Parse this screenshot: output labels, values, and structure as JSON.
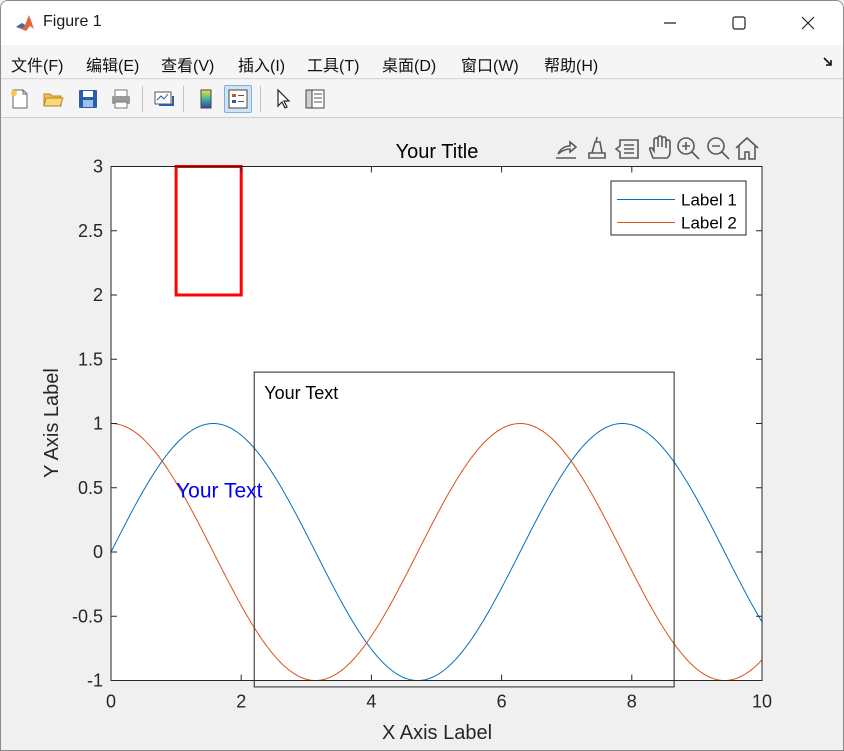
{
  "window": {
    "title": "Figure 1",
    "icon": "matlab-logo-icon",
    "controls": [
      "minimize-icon",
      "maximize-icon",
      "close-icon"
    ]
  },
  "menu": [
    {
      "label": "文件(F)",
      "name": "menu-file"
    },
    {
      "label": "编辑(E)",
      "name": "menu-edit"
    },
    {
      "label": "查看(V)",
      "name": "menu-view"
    },
    {
      "label": "插入(I)",
      "name": "menu-insert"
    },
    {
      "label": "工具(T)",
      "name": "menu-tools"
    },
    {
      "label": "桌面(D)",
      "name": "menu-desktop"
    },
    {
      "label": "窗口(W)",
      "name": "menu-window"
    },
    {
      "label": "帮助(H)",
      "name": "menu-help"
    }
  ],
  "toolbar": [
    "new-figure-icon",
    "open-file-icon",
    "save-icon",
    "print-icon",
    "link-plot-icon",
    "insert-colorbar-icon",
    "insert-legend-icon",
    "edit-plot-icon",
    "property-inspector-icon"
  ],
  "axes_toolbar": [
    "export-icon",
    "brush-icon",
    "data-tips-icon",
    "pan-icon",
    "zoom-in-icon",
    "zoom-out-icon",
    "restore-view-icon"
  ],
  "colors": {
    "series1": "#0072bd",
    "series2": "#d95319",
    "red_rect": "#ff0000",
    "blue_text": "#0000ff",
    "axes": "#262626"
  },
  "chart_data": {
    "type": "line",
    "title": "Your Title",
    "xlabel": "X Axis Label",
    "ylabel": "Y Axis Label",
    "xlim": [
      0,
      10
    ],
    "ylim": [
      -1,
      3
    ],
    "xticks": [
      0,
      2,
      4,
      6,
      8,
      10
    ],
    "yticks": [
      -1,
      -0.5,
      0,
      0.5,
      1,
      1.5,
      2,
      2.5,
      3
    ],
    "xtick_labels": [
      "0",
      "2",
      "4",
      "6",
      "8",
      "10"
    ],
    "ytick_labels": [
      "-1",
      "-0.5",
      "0",
      "0.5",
      "1",
      "1.5",
      "2",
      "2.5",
      "3"
    ],
    "grid": false,
    "legend": {
      "placement": "top-right",
      "entries": [
        "Label 1",
        "Label 2"
      ]
    },
    "series": [
      {
        "name": "Label 1",
        "function": "sin(x)",
        "x_start": 0,
        "x_end": 10
      },
      {
        "name": "Label 2",
        "function": "cos(x)",
        "x_start": 0,
        "x_end": 10
      }
    ],
    "annotations": [
      {
        "type": "rectangle",
        "x_range": [
          1,
          2
        ],
        "y_range": [
          2,
          3
        ],
        "color": "#ff0000"
      },
      {
        "type": "textbox",
        "text": "Your Text",
        "x_range": [
          2.2,
          8.65
        ],
        "y_range": [
          -1.05,
          1.4
        ]
      },
      {
        "type": "text",
        "text": "Your Text",
        "x": 1,
        "y": 0.48,
        "color": "#0000ff"
      }
    ]
  }
}
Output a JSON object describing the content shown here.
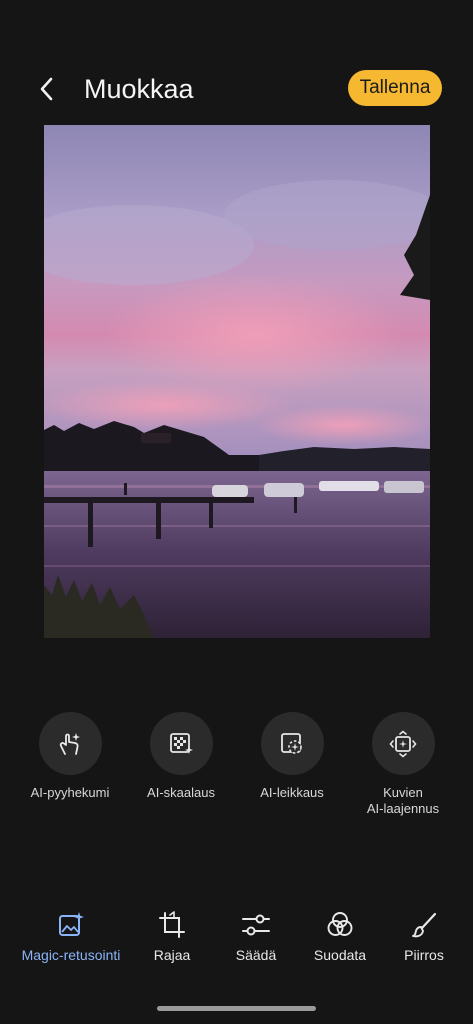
{
  "header": {
    "title": "Muokkaa",
    "save_label": "Tallenna",
    "back_icon": "chevron-left-icon",
    "accent_color": "#f5b830"
  },
  "ai_tools": [
    {
      "label": "AI-pyyhekumi",
      "icon": "ai-eraser-icon"
    },
    {
      "label": "AI-skaalaus",
      "icon": "ai-upscale-icon"
    },
    {
      "label": "AI-leikkaus",
      "icon": "ai-cutout-icon"
    },
    {
      "label": "Kuvien\nAI-laajennus",
      "icon": "ai-expand-icon"
    }
  ],
  "bottom_nav": [
    {
      "label": "Magic-retusointi",
      "icon": "magic-image-icon",
      "active": true
    },
    {
      "label": "Rajaa",
      "icon": "crop-icon"
    },
    {
      "label": "Säädä",
      "icon": "sliders-icon"
    },
    {
      "label": "Suodata",
      "icon": "filter-icon"
    },
    {
      "label": "Piirros",
      "icon": "brush-icon"
    }
  ],
  "colors": {
    "background": "#151515",
    "active_nav": "#8ab4f8",
    "tool_circle": "#2b2b2b"
  }
}
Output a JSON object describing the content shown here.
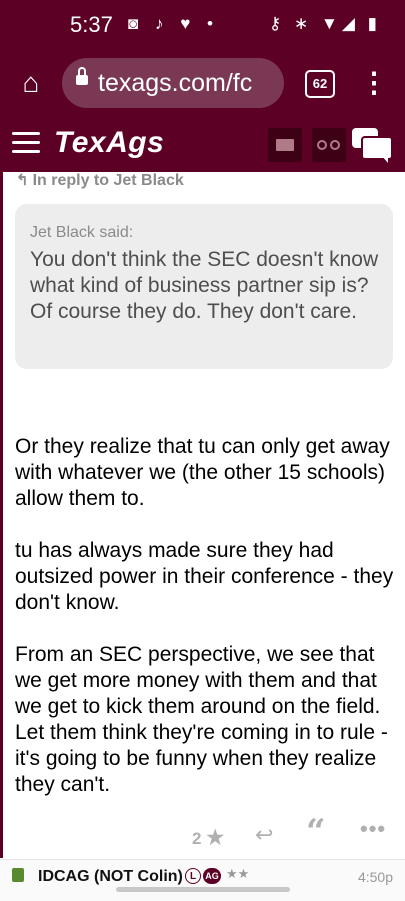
{
  "status_bar": {
    "time": "5:37",
    "left_icons": "◙ ♪ ♥ •",
    "right_icons": "⚷ ∗ ▼◢ ▮"
  },
  "browser": {
    "url_text": "texags.com/fc",
    "tab_count": "62",
    "home_icon": "⌂",
    "menu_icon": "⋮"
  },
  "site_header": {
    "logo": "TexAgs"
  },
  "post": {
    "reply_to": "In reply to Jet Black",
    "quote_author": "Jet Black said:",
    "quote_text": "You don't think the SEC doesn't know what kind of business partner sip is? Of course they do. They don't care.",
    "paragraphs": [
      "Or they realize that tu can only get away with whatever we (the other 15 schools) allow them to.",
      "tu has always made sure they had outsized power in their conference - they don't know.",
      "From an SEC perspective, we see that we get more money with them and that we get to kick them around on the field. Let them think they're coming in to rule - it's going to be funny when they realize they can't."
    ],
    "star_count": "2",
    "star_icon": "★",
    "reply_icon": "↩",
    "quote_icon": "“",
    "more_icon": "•••"
  },
  "next_post": {
    "username": "IDCAG (NOT Colin)",
    "badge_l": "L",
    "badge_ag": "AG",
    "rank_stars": "★★",
    "timestamp": "4:50p"
  },
  "colors": {
    "maroon": "#5c0025",
    "quote_bg": "#ededed",
    "muted": "#8a8a8a"
  }
}
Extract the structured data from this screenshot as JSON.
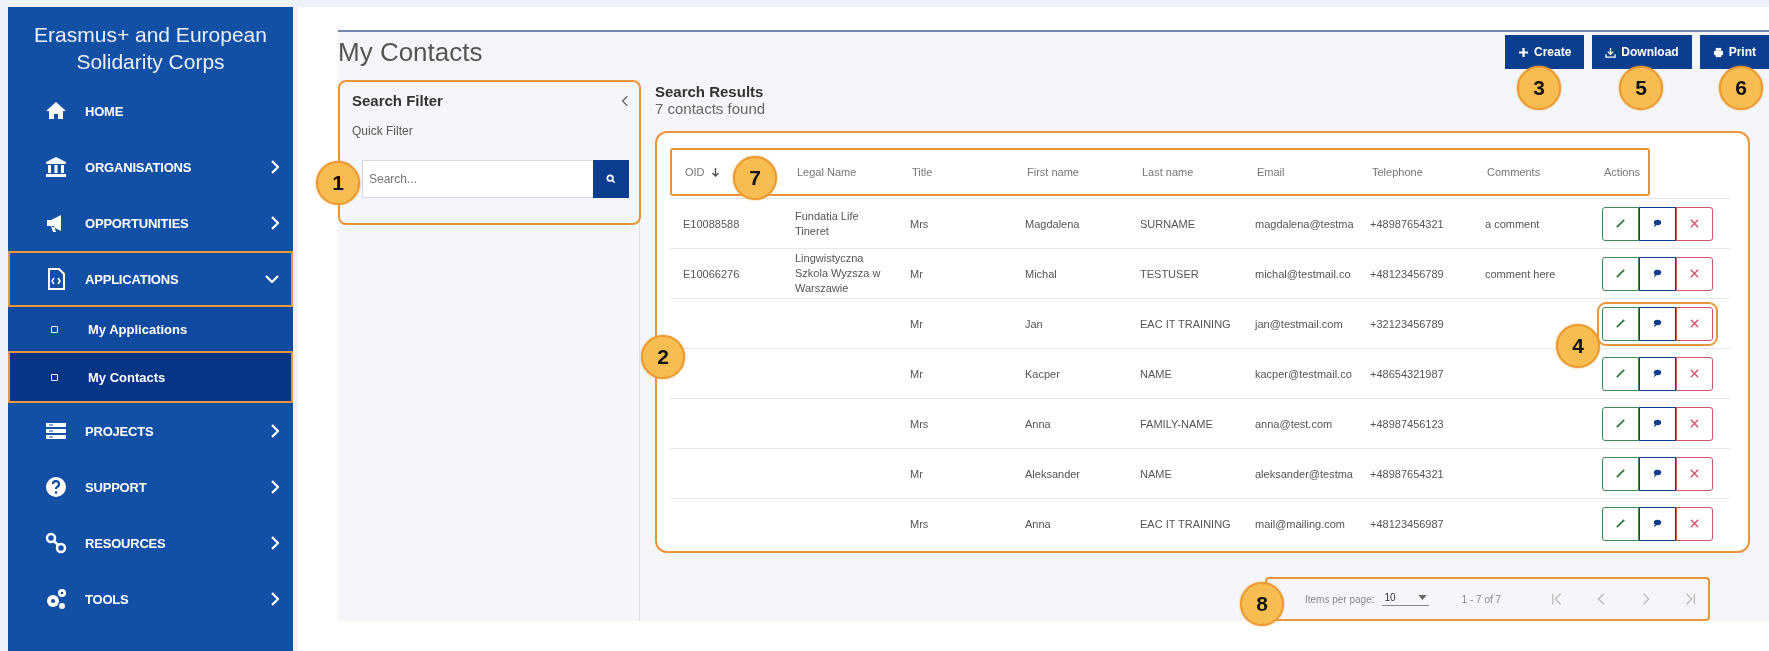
{
  "sidebar": {
    "title": "Erasmus+ and European Solidarity Corps",
    "items": [
      {
        "label": "HOME",
        "kind": "home"
      },
      {
        "label": "ORGANISATIONS",
        "kind": "bank",
        "expanded": false
      },
      {
        "label": "OPPORTUNITIES",
        "kind": "megaphone",
        "expanded": false
      },
      {
        "label": "APPLICATIONS",
        "kind": "document",
        "expanded": true,
        "outlined": true,
        "children": [
          {
            "label": "My Applications",
            "selected": false
          },
          {
            "label": "My Contacts",
            "selected": true,
            "outlined": true
          }
        ]
      },
      {
        "label": "PROJECTS",
        "kind": "list",
        "expanded": false
      },
      {
        "label": "SUPPORT",
        "kind": "question",
        "expanded": false
      },
      {
        "label": "RESOURCES",
        "kind": "links",
        "expanded": false
      },
      {
        "label": "TOOLS",
        "kind": "gears",
        "expanded": false
      }
    ]
  },
  "page_title": "My Contacts",
  "toolbar": [
    {
      "label": "Create",
      "kind": "plus"
    },
    {
      "label": "Download",
      "kind": "download"
    },
    {
      "label": "Print",
      "kind": "print"
    }
  ],
  "filter": {
    "title": "Search Filter",
    "quick_filter": "Quick Filter",
    "search": {
      "placeholder": "Search..."
    }
  },
  "results": {
    "title": "Search Results",
    "count": "7 contacts found"
  },
  "table": {
    "columns": [
      {
        "label": "OID",
        "sorted": true
      },
      {
        "label": "Legal Name"
      },
      {
        "label": "Title"
      },
      {
        "label": "First name"
      },
      {
        "label": "Last name"
      },
      {
        "label": "Email"
      },
      {
        "label": "Telephone"
      },
      {
        "label": "Comments"
      },
      {
        "label": "Actions"
      }
    ],
    "rows": [
      {
        "oid": "E10088588",
        "legal_name": "Fundatia Life Tineret",
        "title": "Mrs",
        "first_name": "Magdalena",
        "last_name": "SURNAME",
        "email": "magdalena@testma",
        "telephone": "+48987654321",
        "comments": "a comment"
      },
      {
        "oid": "E10066276",
        "legal_name": "Lingwistyczna Szkola Wyzsza w Warszawie",
        "title": "Mr",
        "first_name": "Michal",
        "last_name": "TESTUSER",
        "email": "michal@testmail.co",
        "telephone": "+48123456789",
        "comments": "comment here"
      },
      {
        "title": "Mr",
        "first_name": "Jan",
        "last_name": "EAC IT TRAINING",
        "email": "jan@testmail.com",
        "telephone": "+32123456789",
        "outlined": true
      },
      {
        "title": "Mr",
        "first_name": "Kacper",
        "last_name": "NAME",
        "email": "kacper@testmail.co",
        "telephone": "+48654321987"
      },
      {
        "title": "Mrs",
        "first_name": "Anna",
        "last_name": "FAMILY-NAME",
        "email": "anna@test.com",
        "telephone": "+48987456123"
      },
      {
        "title": "Mr",
        "first_name": "Aleksander",
        "last_name": "NAME",
        "email": "aleksander@testma",
        "telephone": "+48987654321"
      },
      {
        "title": "Mrs",
        "first_name": "Anna",
        "last_name": "EAC IT TRAINING",
        "email": "mail@mailing.com",
        "telephone": "+48123456987"
      }
    ]
  },
  "pager": {
    "items_label": "Items per page:",
    "page_size": "10",
    "range": "1 - 7 of 7"
  },
  "callouts": [
    "1",
    "2",
    "3",
    "4",
    "5",
    "6",
    "7",
    "8"
  ]
}
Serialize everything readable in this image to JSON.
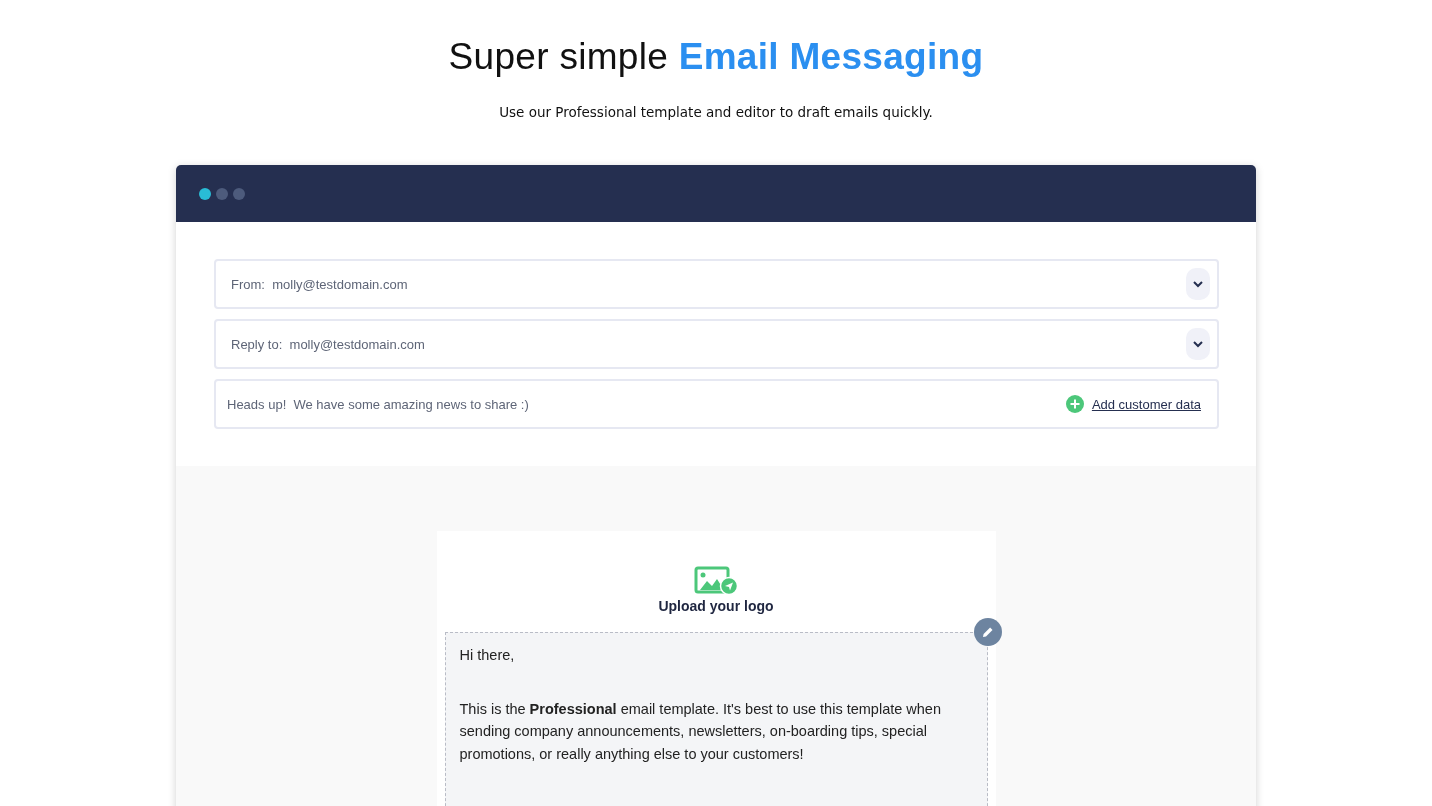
{
  "heading": "Super simple **Email Messaging**",
  "subheading": "Use our Professional template and editor to draft emails quickly.",
  "window_dots": [
    {
      "color": "#29bcd6"
    },
    {
      "color": "#4d5b7c"
    },
    {
      "color": "#4d5b7c"
    }
  ],
  "fields": [
    {
      "kind": "dropdown",
      "label": "From:",
      "value": "molly@testdomain.com"
    },
    {
      "kind": "dropdown",
      "label": "Reply to:",
      "value": "molly@testdomain.com"
    },
    {
      "kind": "subject",
      "value": "Heads up!  We have some amazing news to share :)",
      "link": "Add customer data"
    }
  ],
  "email": {
    "logo_label": "Upload your logo",
    "greeting": "Hi there,",
    "body": "This is the **Professional** email template.  It's best to use this template when sending company announcements, newsletters, on-boarding tips, special promotions, or really anything else to your customers!"
  }
}
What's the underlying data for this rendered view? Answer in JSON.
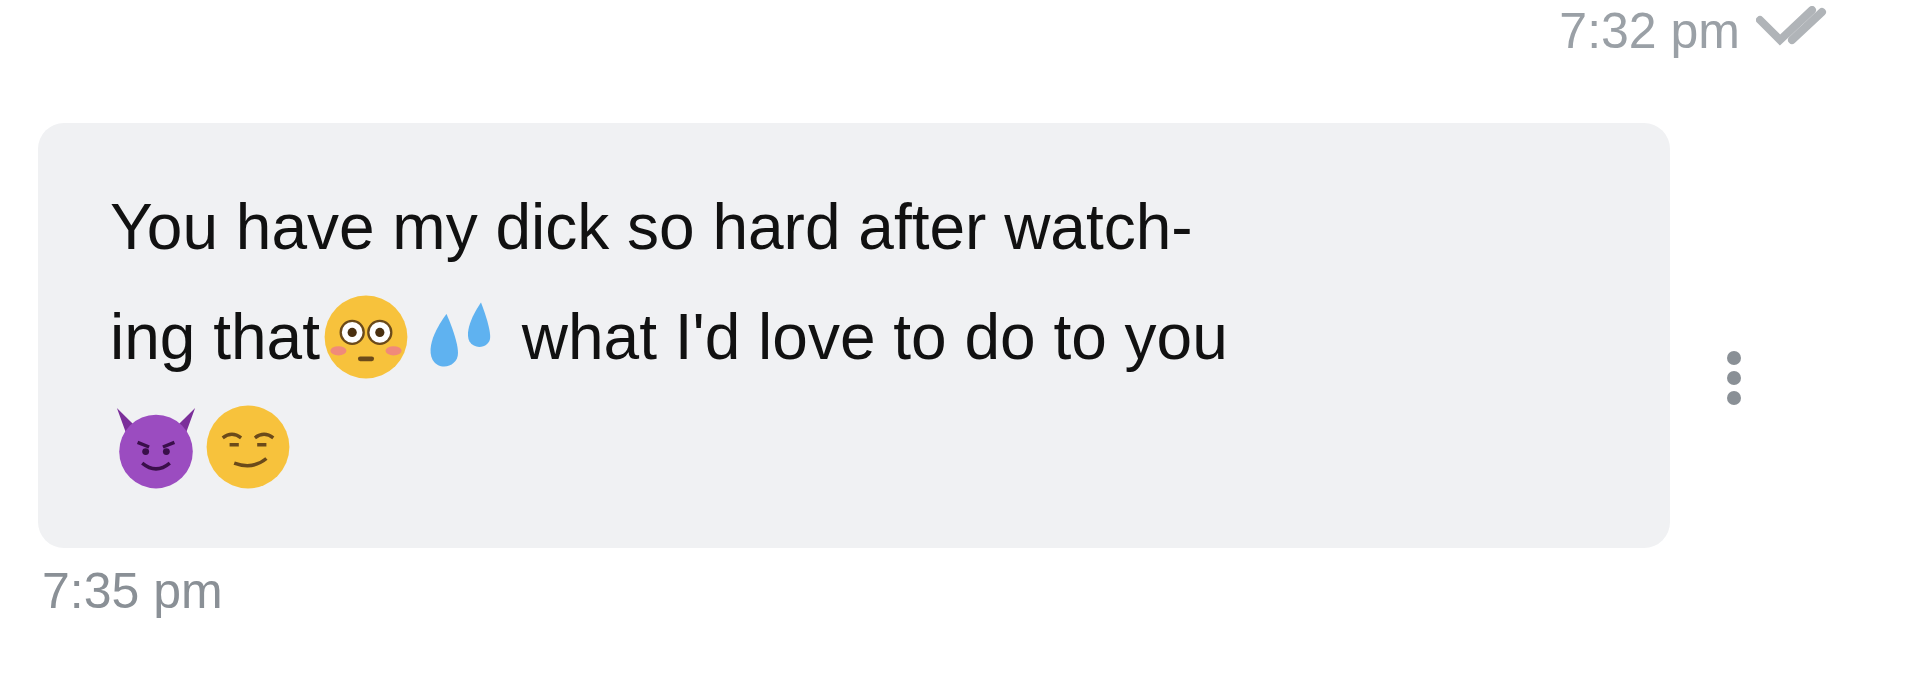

◇ ◇ ◇ ◇ ◇

### Requirements
Reproduce verbatim every line starting at the line that holds "Serialize everything readable" and ending with the final line of the data; omit the pictures.

### The output
Serialize everything readable in this image to JSON.
{
  "heading": "Super simple **Email Messaging**",
  "subheading": "Use our Professional template and editor to draft emails quickly.",
  "window_dots": [
    {
      "color": "#29bcd6"
    },
    {
      "color": "#4d5b7c"
    },
    {
      "color": "#4d5b7c"
    }
  ],
  "fields": [
    {
      "kind": "dropdown",
      "label": "From:",
      "value": "molly@testdomain.com"
    },
    {
      "kind": "dropdown",
      "label": "Reply to:",
      "value": "molly@testdomain.com"
    },
    {
      "kind": "subject",
      "value": "Heads up!  We have some amazing news to share :)",
      "link": "Add customer data"
    }
  ],
  "email": {
    "logo_label": "Upload your logo",
    "greeting": "Hi there,",
    "body": "This is the **Professional** email template.  It's best to use this template when sending company announcements, newsletters, on-boarding tips, special promotions, or really anything else to your customers!"
  }
}
What's the underlying data for this rendered view? Answer in JSON.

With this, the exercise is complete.